** Start of INPUT FOR THIS TASK **

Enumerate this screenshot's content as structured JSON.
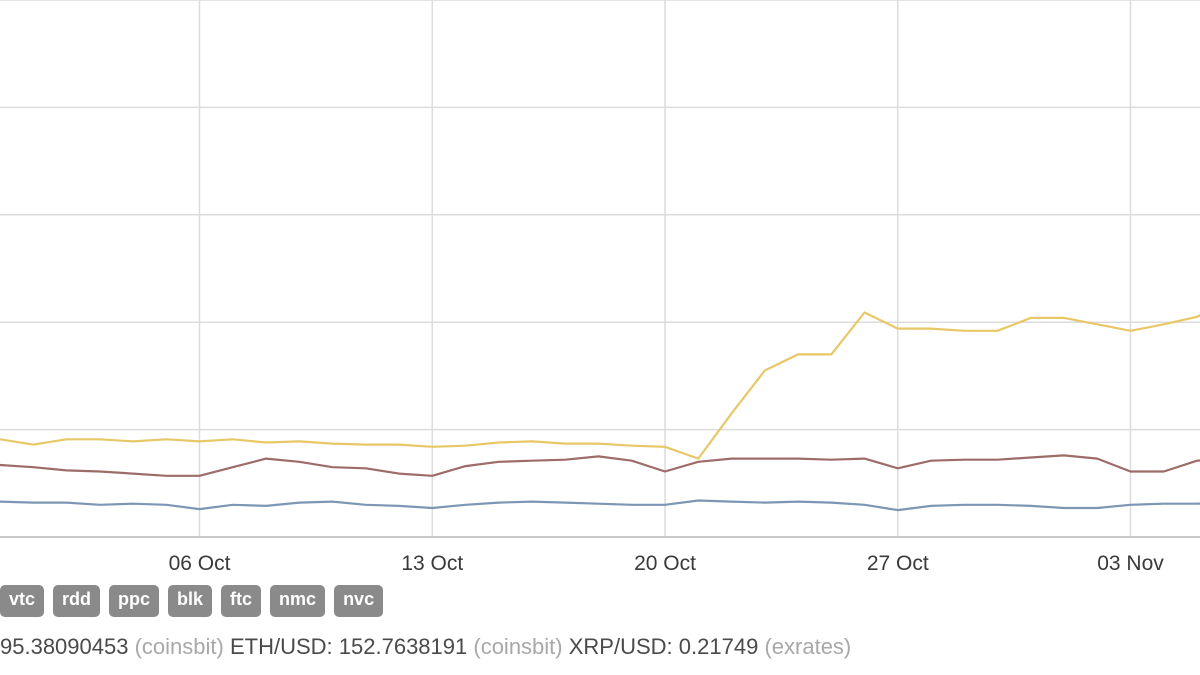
{
  "chart_data": {
    "type": "line",
    "title": "",
    "xlabel": "",
    "ylabel": "",
    "grid": true,
    "x_ticks": [
      "06 Oct",
      "13 Oct",
      "20 Oct",
      "27 Oct",
      "03 Nov"
    ],
    "x": [
      "2019-09-30",
      "2019-10-01",
      "2019-10-02",
      "2019-10-03",
      "2019-10-04",
      "2019-10-05",
      "2019-10-06",
      "2019-10-07",
      "2019-10-08",
      "2019-10-09",
      "2019-10-10",
      "2019-10-11",
      "2019-10-12",
      "2019-10-13",
      "2019-10-14",
      "2019-10-15",
      "2019-10-16",
      "2019-10-17",
      "2019-10-18",
      "2019-10-19",
      "2019-10-20",
      "2019-10-21",
      "2019-10-22",
      "2019-10-23",
      "2019-10-24",
      "2019-10-25",
      "2019-10-26",
      "2019-10-27",
      "2019-10-28",
      "2019-10-29",
      "2019-10-30",
      "2019-10-31",
      "2019-11-01",
      "2019-11-02",
      "2019-11-03",
      "2019-11-04",
      "2019-11-05",
      "2019-11-06"
    ],
    "ylim": [
      0,
      5
    ],
    "y_gridlines": [
      1,
      2,
      3,
      4,
      5
    ],
    "series": [
      {
        "color": "#e8c766",
        "values": [
          0.91,
          0.86,
          0.91,
          0.91,
          0.89,
          0.91,
          0.89,
          0.91,
          0.88,
          0.89,
          0.87,
          0.86,
          0.86,
          0.84,
          0.85,
          0.88,
          0.89,
          0.87,
          0.87,
          0.85,
          0.84,
          0.73,
          1.15,
          1.55,
          1.7,
          1.7,
          2.09,
          1.94,
          1.94,
          1.92,
          1.92,
          2.04,
          2.04,
          1.98,
          1.92,
          1.98,
          2.05,
          2.2
        ]
      },
      {
        "color": "#9e6c68",
        "values": [
          0.67,
          0.65,
          0.62,
          0.61,
          0.59,
          0.57,
          0.57,
          0.65,
          0.73,
          0.7,
          0.65,
          0.64,
          0.59,
          0.57,
          0.66,
          0.7,
          0.71,
          0.72,
          0.75,
          0.71,
          0.61,
          0.7,
          0.73,
          0.73,
          0.73,
          0.72,
          0.73,
          0.64,
          0.71,
          0.72,
          0.72,
          0.74,
          0.76,
          0.73,
          0.61,
          0.61,
          0.71,
          0.73
        ]
      },
      {
        "color": "#7d96b4",
        "values": [
          0.33,
          0.32,
          0.32,
          0.3,
          0.31,
          0.3,
          0.26,
          0.3,
          0.29,
          0.32,
          0.33,
          0.3,
          0.29,
          0.27,
          0.3,
          0.32,
          0.33,
          0.32,
          0.31,
          0.3,
          0.3,
          0.34,
          0.33,
          0.32,
          0.33,
          0.32,
          0.3,
          0.25,
          0.29,
          0.3,
          0.3,
          0.29,
          0.27,
          0.27,
          0.3,
          0.31,
          0.31,
          0.32
        ]
      }
    ]
  },
  "coin_tags": [
    "vtc",
    "rdd",
    "ppc",
    "blk",
    "ftc",
    "nmc",
    "nvc"
  ],
  "ticker": {
    "btc_value": "95.38090453",
    "btc_source": "(coinsbit)",
    "eth_label": "ETH/USD:",
    "eth_value": "152.7638191",
    "eth_source": "(coinsbit)",
    "xrp_label": "XRP/USD:",
    "xrp_value": "0.21749",
    "xrp_source": "(exrates)"
  }
}
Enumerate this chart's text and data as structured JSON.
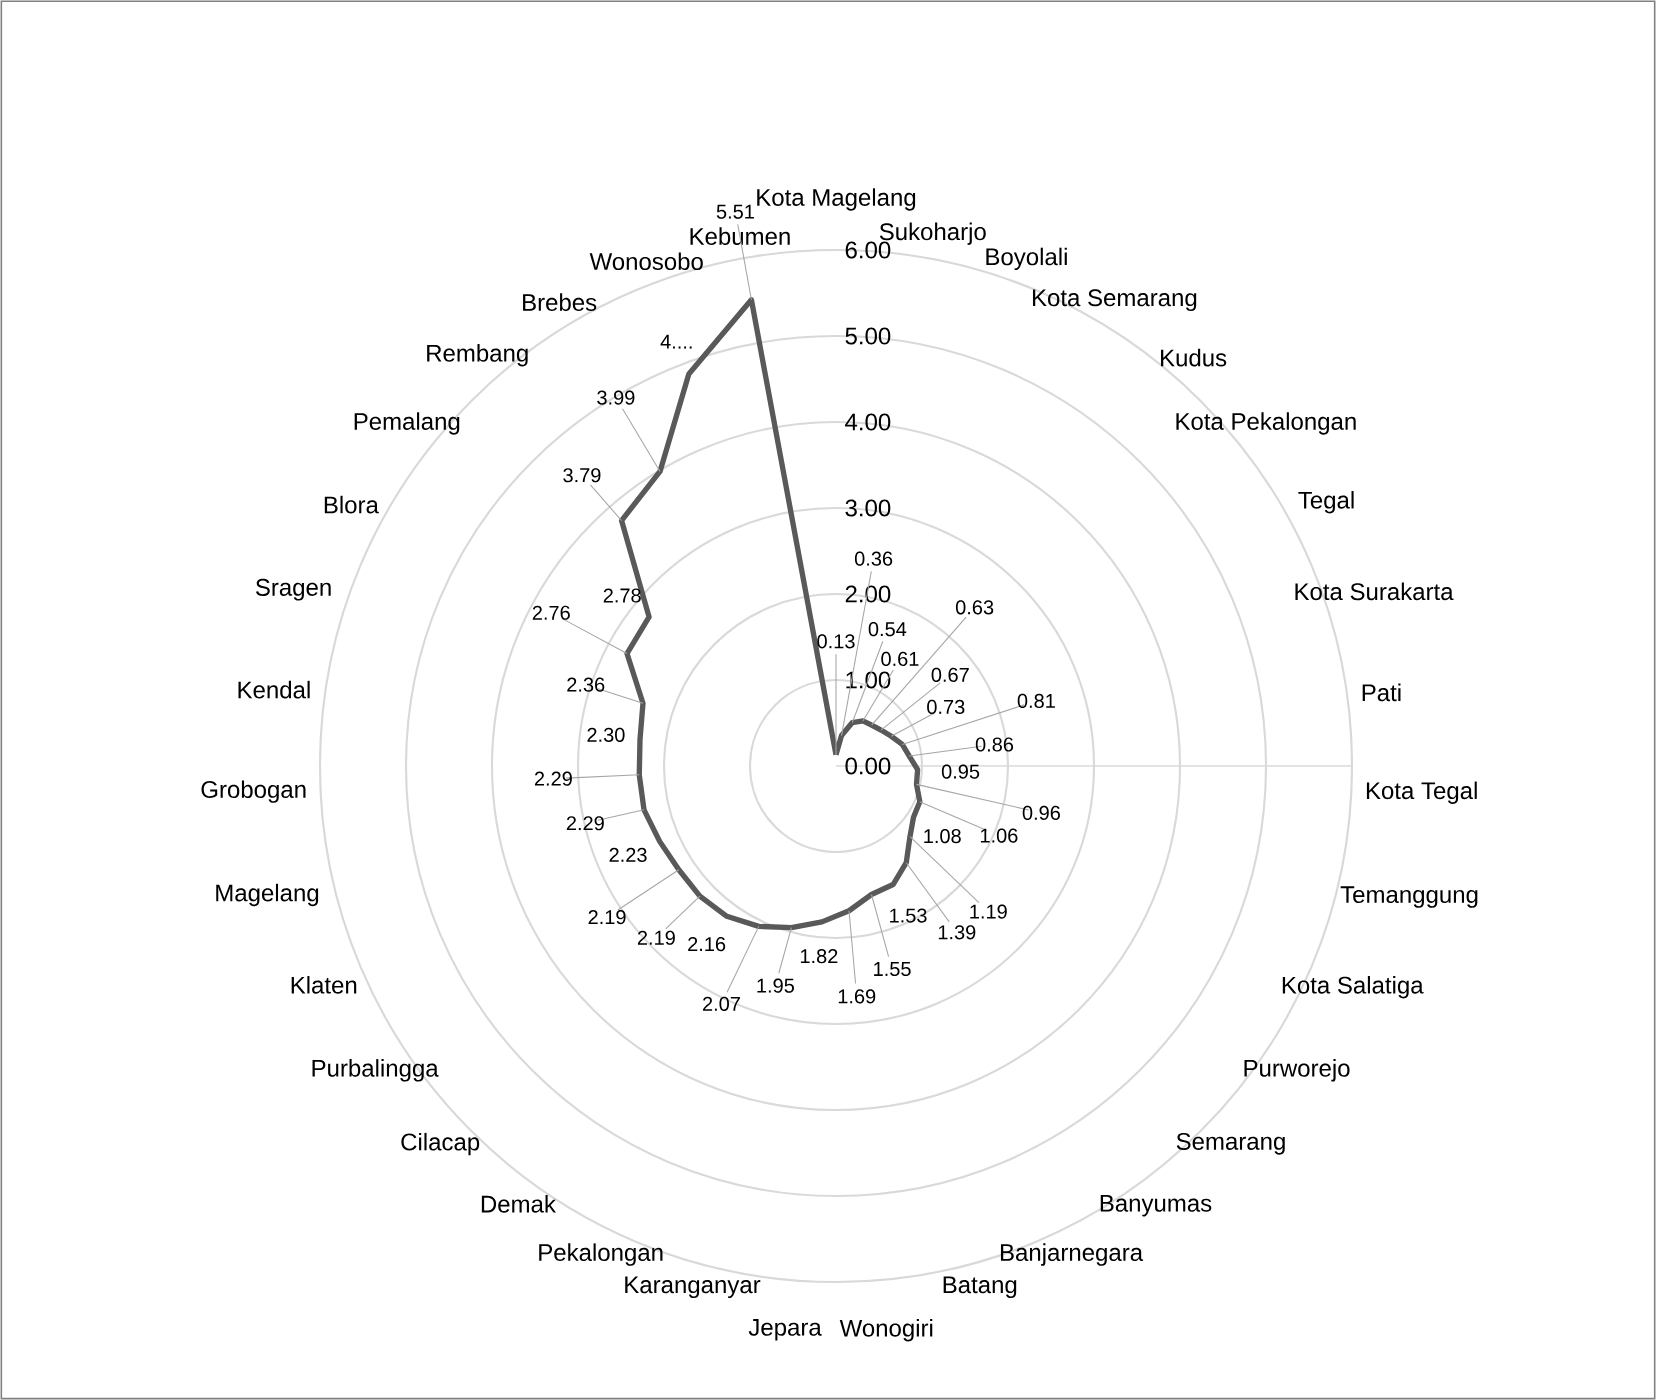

** End of INPUT FOR THIS TASK **

> [WHAT YOU WILL DO] Determine how many lines of the records above contain the word "Enumerate", and report only that number.

> [RIGHT ANSWER] 2